[Recorded data]
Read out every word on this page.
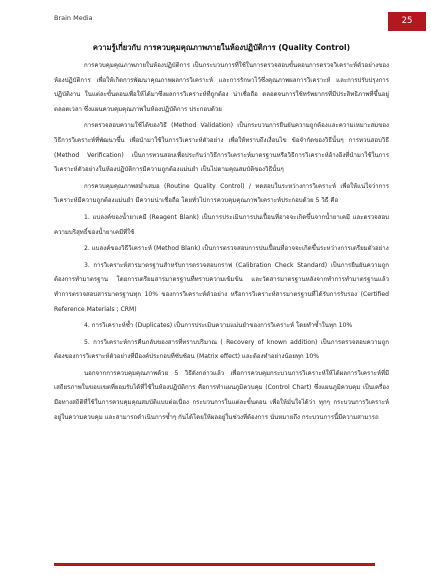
Brain Media	25
ความรู้เกี่ยวกับ การควบคุมคุณภาพภายในห้องปฏิบัติการ (Quality Control)

การควบคุมคุณภาพภายในห้องปฏิบัติการ เป็นกระบวนการที่ใช้ในการตรวจสอบขั้นตอนการตรวจวิเคราะห์ตัวอย่างของห้องปฏิบัติการ เพื่อให้เกิดการพัฒนาคุณภาพผลการวิเคราะห์ และการรักษาไว้ซึ่งคุณภาพผลการวิเคราะห์ และการปรับปรุงการปฏิบัติงาน ในแต่ละขั้นตอนเพื่อให้ได้มาซึ่งผลการวิเคราะห์ที่ถูกต้อง น่าเชื่อถือ ตลอดจนการใช้ทรัพยากรที่มีประสิทธิภาพที่ขึ้นอยู่ตลอดเวลา ซึ่งแผนควบคุมคุณภาพในห้องปฏิบัติการ ประกอบด้วย

การตรวจสอบความใช้ได้ของวิธี (Method Validation) เป็นกระบวนการยืนยันความถูกต้องและความเหมาะสมของวิธีการวิเคราะห์ที่พัฒนาขึ้น เพื่อนำมาใช้ในการวิเคราะห์ตัวอย่าง เพื่อให้ทราบถึงเงื่อนไข ข้อจำกัดของวิธีนั้นๆ การทวนสอบวิธี (Method Verification) เป็นการทวนสอบเพื่อประกันว่าวิธีการวิเคราะห์มาตรฐานหรือวิธีการวิเคราะห์อ้างอิงที่นำมาใช้ในการวิเคราะห์ตัวอย่างในห้องปฏิบัติการมีความถูกต้องแม่นยำ เป็นไปตามคุณสมบัติของวิธีนั้นๆ

การควบคุมคุณภาพสม่ำเสมอ (Routine Quality Control) / ทดสอบในระหว่างการวิเคราะห์ เพื่อให้แน่ใจว่าการวิเคราะห์มีความถูกต้องแม่นยำ มีความน่าเชื่อถือ โดยทั่วไปการควบคุมคุณภาพวิเคราะห์ประกอบด้วย 5 วิธี คือ

1. แบลงค์ของน้ำยาเคมี (Reagent Blank) เป็นการประเมินการปนเปื้อนที่อาจจะเกิดขึ้นจากน้ำยาเคมี และตรวจสอบความบริสุทธิ์ของน้ำยาเคมีที่ใช้

2. แบลงค์ของวิธีวิเคราะห์ (Method Blank) เป็นการตรวจสอบการปนเปื้อนที่อาจจะเกิดขึ้นระหว่างการเตรียมตัวอย่าง

3. การวิเคราะห์สารมาตรฐานสำหรับการตรวจสอบกราฟ (Calibration Check Standard) เป็นการยืนยันความถูกต้องการทำมาตรฐาน โดยการเตรียมสารมาตรฐานที่ทราบความเข้มข้น และวัดสารมาตรฐานหลังจากทำการทำมาตรฐานแล้ว ทำการตรวจสอบสารมาตรฐานทุก 10% ของการวิเคราะห์ตัวอย่าง หรือการวิเคราะห์สารมาตรฐานที่ได้รับการรับรอง (Certified Reference Materials ; CRM)

4. การวิเคราะห์ซ้ำ (Duplicates) เป็นการประเมินความแม่นยำของการวิเคราะห์ โดยทำซ้ำในทุก 10%

5. การวิเคราะห์การคืนกลับของสารที่ทราบปริมาณ ( Recovery of known addition) เป็นการตรวจสอบความถูกต้องของการวิเคราะห์ตัวอย่างที่มีองค์ประกอบที่ซับซ้อน (Matrix effect) และต้องทำอย่างน้อยทุก 10%

นอกจากการควบคุมคุณภาพด้วย 5 วิธีดังกล่าวแล้ว เพื่อการควบคุมกระบวนการวิเคราะห์ให้ได้ผลการวิเคราะห์ที่มีเสถียรภาพในขอบเขตที่ยอมรับได้ที่ใช้ในห้องปฏิบัติการ คือการทำแผนภูมิควบคุม (Control Chart) ซึ่งแผนภูมิควบคุม เป็นเครื่องมือทางสถิติที่ใช้ในการควบคุมคุณสมบัติแบบต่อเนื่อง กระบวนการในแต่ละขั้นตอน เพื่อให้มั่นใจได้ว่า ทุกๆ กระบวนการวิเคราะห์อยู่ในความควบคุม และสามารถดำเนินการซ้ำๆ กันได้โดยให้ผลอยู่ในช่วงที่ต้องการ นั่นหมายถึง กระบวนการนี้มีความสามารถ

= Aim =
Identify the lines in the entries that hold "ของว" and return each one.

= The completed task =
การตรวจสอบความใช้ได้ของวิธี (Method Validation) เป็นกระบวนการยืนยันความถูกต้องและความเหมาะสมของวิธีการวิเคราะห์ที่พัฒนาขึ้น เพื่อนำมาใช้ในการวิเคราะห์ตัวอย่าง เพื่อให้ทราบถึงเงื่อนไข ข้อจำกัดของวิธีนั้นๆ การทวนสอบวิธี (Method Verification) เป็นการทวนสอบเพื่อประกันว่าวิธีการวิเคราะห์มาตรฐานหรือวิธีการวิเคราะห์อ้างอิงที่นำมาใช้ในการวิเคราะห์ตัวอย่างในห้องปฏิบัติการมีความถูกต้องแม่นยำ เป็นไปตามคุณสมบัติของวิธีนั้นๆ
2. แบลงค์ของวิธีวิเคราะห์ (Method Blank) เป็นการตรวจสอบการปนเปื้อนที่อาจจะเกิดขึ้นระหว่างการเตรียมตัวอย่าง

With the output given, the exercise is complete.